> **Records shown**
● ● ● ● ●

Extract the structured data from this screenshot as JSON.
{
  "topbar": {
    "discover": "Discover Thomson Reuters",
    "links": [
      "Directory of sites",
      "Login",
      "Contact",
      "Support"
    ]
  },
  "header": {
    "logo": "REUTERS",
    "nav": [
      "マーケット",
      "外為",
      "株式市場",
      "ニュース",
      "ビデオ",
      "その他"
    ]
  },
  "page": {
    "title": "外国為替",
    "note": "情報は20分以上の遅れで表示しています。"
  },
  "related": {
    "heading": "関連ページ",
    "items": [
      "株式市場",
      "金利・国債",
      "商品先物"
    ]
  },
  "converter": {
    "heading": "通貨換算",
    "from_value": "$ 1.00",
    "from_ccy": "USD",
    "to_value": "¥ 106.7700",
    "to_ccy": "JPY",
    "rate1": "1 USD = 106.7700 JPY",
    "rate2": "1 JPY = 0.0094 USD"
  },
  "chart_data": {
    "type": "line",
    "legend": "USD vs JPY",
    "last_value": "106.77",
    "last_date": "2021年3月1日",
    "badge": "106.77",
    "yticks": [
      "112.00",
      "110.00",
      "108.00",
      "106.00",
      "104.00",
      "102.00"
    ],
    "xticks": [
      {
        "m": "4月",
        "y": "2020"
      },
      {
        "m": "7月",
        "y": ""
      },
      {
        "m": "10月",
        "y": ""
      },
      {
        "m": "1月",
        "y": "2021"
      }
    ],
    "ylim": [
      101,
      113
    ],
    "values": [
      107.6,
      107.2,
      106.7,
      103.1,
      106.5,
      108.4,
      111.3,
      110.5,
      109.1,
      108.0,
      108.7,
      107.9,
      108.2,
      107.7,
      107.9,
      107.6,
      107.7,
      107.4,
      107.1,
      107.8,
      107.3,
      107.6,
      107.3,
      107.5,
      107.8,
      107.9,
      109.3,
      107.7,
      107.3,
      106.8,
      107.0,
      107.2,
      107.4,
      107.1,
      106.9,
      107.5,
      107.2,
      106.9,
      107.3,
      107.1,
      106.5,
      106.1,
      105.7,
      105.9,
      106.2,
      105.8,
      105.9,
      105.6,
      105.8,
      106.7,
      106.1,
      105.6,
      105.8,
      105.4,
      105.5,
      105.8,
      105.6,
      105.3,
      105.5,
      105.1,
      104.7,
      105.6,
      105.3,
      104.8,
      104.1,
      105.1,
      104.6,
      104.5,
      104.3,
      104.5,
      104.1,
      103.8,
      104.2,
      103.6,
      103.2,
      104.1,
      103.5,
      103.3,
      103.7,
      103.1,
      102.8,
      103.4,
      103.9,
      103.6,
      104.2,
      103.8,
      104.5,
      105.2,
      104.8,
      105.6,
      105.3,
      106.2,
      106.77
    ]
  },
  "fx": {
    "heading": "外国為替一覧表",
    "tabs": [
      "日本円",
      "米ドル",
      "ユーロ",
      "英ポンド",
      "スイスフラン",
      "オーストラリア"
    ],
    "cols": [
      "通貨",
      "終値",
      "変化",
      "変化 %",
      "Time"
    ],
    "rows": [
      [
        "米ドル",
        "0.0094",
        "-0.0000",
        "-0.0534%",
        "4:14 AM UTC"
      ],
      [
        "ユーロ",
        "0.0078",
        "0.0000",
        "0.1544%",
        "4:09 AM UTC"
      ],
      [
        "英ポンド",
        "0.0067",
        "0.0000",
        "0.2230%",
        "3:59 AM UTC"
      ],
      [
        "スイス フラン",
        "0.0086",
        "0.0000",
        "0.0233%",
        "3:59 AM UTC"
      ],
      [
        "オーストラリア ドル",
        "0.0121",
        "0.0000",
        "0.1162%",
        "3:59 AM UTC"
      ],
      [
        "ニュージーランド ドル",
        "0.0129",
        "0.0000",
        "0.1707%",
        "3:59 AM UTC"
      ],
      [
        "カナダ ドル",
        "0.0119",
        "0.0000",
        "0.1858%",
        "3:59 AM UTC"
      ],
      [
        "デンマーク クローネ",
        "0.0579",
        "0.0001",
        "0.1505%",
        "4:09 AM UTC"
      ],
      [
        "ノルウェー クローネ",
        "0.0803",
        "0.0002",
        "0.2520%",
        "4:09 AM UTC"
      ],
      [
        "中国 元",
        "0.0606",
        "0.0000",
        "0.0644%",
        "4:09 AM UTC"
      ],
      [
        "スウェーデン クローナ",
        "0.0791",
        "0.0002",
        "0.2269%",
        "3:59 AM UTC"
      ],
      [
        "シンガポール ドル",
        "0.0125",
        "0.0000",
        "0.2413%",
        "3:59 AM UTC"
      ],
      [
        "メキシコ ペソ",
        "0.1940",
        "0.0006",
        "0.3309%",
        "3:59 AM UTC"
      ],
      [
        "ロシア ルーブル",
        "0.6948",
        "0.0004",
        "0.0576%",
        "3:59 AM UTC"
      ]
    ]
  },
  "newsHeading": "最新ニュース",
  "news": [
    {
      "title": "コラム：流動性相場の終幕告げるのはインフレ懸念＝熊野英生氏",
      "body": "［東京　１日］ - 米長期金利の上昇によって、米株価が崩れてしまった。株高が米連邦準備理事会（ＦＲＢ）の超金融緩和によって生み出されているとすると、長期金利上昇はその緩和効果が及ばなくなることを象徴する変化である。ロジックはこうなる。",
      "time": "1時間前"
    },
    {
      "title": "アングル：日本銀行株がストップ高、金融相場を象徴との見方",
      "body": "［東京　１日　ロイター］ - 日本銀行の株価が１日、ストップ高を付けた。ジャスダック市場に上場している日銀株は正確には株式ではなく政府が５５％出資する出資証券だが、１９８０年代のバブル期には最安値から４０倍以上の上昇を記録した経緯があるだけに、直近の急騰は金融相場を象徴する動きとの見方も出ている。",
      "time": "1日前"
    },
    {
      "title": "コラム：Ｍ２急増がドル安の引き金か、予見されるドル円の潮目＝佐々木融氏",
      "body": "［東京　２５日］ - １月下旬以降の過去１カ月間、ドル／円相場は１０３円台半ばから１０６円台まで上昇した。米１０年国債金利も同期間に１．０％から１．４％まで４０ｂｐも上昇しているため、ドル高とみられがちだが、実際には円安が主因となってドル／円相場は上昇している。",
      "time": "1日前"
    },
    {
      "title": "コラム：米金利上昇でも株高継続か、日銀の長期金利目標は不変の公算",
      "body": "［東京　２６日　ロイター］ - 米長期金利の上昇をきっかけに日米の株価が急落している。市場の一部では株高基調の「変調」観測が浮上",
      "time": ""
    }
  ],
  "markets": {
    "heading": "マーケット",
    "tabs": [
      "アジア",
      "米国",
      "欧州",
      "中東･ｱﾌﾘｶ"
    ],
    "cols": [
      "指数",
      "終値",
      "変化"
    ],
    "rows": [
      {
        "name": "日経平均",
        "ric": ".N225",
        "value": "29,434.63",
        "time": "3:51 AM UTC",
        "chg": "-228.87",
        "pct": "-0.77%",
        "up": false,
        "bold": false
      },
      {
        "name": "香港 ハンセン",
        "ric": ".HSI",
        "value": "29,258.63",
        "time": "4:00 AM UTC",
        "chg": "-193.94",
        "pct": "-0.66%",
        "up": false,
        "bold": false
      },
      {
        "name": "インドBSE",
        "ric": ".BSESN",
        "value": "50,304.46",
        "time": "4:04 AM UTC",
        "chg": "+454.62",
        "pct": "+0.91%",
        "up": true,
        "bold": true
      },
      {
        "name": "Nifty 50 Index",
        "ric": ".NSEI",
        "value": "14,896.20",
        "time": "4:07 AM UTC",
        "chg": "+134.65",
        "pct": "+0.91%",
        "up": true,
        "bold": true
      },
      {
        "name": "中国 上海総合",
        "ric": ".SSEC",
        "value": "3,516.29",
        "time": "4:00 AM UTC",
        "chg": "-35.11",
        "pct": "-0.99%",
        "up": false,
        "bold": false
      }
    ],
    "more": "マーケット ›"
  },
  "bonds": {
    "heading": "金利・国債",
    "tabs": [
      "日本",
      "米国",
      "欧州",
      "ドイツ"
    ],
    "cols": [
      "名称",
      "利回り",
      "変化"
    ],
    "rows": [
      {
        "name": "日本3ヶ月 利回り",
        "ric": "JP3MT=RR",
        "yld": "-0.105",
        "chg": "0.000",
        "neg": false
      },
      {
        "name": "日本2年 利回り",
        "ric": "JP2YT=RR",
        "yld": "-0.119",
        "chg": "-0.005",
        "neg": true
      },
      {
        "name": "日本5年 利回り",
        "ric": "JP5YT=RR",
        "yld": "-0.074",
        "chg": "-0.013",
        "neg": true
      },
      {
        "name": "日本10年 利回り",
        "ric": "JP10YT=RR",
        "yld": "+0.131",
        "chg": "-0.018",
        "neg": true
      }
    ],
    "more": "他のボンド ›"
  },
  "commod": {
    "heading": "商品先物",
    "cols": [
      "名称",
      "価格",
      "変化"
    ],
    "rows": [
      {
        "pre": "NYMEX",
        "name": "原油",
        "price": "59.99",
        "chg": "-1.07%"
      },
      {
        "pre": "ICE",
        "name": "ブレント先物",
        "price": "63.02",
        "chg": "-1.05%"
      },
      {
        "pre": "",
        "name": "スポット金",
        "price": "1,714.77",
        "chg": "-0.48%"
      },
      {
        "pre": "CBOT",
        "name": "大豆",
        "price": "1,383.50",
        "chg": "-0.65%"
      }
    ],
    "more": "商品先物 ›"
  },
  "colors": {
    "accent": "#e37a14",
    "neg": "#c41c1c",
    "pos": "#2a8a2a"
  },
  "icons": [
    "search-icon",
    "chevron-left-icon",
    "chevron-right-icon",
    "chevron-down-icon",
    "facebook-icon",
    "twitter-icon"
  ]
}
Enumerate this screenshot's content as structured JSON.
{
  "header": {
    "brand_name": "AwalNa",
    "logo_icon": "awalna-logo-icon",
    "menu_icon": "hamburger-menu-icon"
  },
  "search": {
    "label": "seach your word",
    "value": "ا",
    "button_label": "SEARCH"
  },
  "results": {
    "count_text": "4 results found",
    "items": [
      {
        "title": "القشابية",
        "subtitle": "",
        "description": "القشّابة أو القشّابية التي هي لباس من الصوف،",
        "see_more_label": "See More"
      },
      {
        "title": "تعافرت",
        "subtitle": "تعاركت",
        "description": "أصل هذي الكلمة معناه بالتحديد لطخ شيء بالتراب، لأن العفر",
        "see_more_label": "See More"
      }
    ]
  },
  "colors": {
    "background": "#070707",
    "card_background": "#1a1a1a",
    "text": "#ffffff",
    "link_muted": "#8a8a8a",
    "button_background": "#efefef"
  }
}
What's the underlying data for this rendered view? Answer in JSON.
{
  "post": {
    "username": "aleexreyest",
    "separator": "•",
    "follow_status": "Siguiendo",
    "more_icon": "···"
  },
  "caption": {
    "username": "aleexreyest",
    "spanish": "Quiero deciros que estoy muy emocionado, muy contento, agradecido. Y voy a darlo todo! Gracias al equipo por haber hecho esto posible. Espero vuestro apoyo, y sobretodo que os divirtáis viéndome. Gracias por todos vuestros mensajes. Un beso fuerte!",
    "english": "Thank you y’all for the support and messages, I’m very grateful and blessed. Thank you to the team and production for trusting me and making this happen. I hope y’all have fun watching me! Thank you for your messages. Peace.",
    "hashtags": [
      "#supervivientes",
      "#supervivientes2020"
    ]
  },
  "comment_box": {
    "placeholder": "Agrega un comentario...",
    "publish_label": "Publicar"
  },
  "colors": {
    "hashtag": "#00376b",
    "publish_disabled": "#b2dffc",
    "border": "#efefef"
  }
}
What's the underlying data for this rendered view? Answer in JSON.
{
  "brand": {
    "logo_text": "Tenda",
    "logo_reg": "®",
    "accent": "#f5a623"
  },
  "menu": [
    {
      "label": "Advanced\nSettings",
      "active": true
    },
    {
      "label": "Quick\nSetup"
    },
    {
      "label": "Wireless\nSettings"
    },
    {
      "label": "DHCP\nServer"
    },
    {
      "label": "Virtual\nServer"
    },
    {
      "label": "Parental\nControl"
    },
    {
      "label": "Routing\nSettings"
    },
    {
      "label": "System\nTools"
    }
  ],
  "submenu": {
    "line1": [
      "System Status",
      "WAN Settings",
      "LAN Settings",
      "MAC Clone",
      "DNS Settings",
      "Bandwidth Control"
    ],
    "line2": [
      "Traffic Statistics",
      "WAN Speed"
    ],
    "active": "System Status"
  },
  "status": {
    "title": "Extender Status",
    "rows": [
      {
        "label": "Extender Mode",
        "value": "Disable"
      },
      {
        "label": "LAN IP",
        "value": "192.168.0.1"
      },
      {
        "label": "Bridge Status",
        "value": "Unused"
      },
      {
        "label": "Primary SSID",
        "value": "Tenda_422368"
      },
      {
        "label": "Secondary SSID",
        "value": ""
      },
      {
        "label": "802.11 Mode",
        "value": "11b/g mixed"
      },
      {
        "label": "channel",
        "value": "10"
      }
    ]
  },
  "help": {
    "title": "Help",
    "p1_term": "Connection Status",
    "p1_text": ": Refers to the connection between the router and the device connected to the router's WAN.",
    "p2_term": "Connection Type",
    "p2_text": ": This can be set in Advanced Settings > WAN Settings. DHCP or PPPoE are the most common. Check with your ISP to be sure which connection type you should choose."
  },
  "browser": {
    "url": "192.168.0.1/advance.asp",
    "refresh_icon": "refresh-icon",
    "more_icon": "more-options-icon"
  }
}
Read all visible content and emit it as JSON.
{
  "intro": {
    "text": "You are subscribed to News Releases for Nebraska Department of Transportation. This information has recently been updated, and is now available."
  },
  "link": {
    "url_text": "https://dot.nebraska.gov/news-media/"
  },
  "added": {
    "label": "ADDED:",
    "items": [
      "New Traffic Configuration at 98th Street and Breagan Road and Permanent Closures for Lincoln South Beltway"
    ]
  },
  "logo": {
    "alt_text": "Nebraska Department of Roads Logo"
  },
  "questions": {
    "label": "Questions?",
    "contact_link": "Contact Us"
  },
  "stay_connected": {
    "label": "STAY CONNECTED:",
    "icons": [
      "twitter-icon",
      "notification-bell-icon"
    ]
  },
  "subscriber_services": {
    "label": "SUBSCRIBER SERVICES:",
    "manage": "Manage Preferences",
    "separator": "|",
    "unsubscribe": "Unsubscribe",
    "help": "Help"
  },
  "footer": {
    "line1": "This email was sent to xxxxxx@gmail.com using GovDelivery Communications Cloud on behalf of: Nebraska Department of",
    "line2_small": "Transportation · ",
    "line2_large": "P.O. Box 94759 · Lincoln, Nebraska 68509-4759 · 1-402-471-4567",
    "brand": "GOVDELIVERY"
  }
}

● ● ● ● ●

> **Task to complete**
Check each line of the records above for "Department", and copy those that have it.

> **Output of the task**
    "text": "You are subscribed to News Releases for Nebraska Department of Transportation. This information has recently been updated, and is now available."
    "alt_text": "Nebraska Department of Roads Logo"
    "line1": "This email was sent to xxxxxx@gmail.com using GovDelivery Communications Cloud on behalf of: Nebraska Department of",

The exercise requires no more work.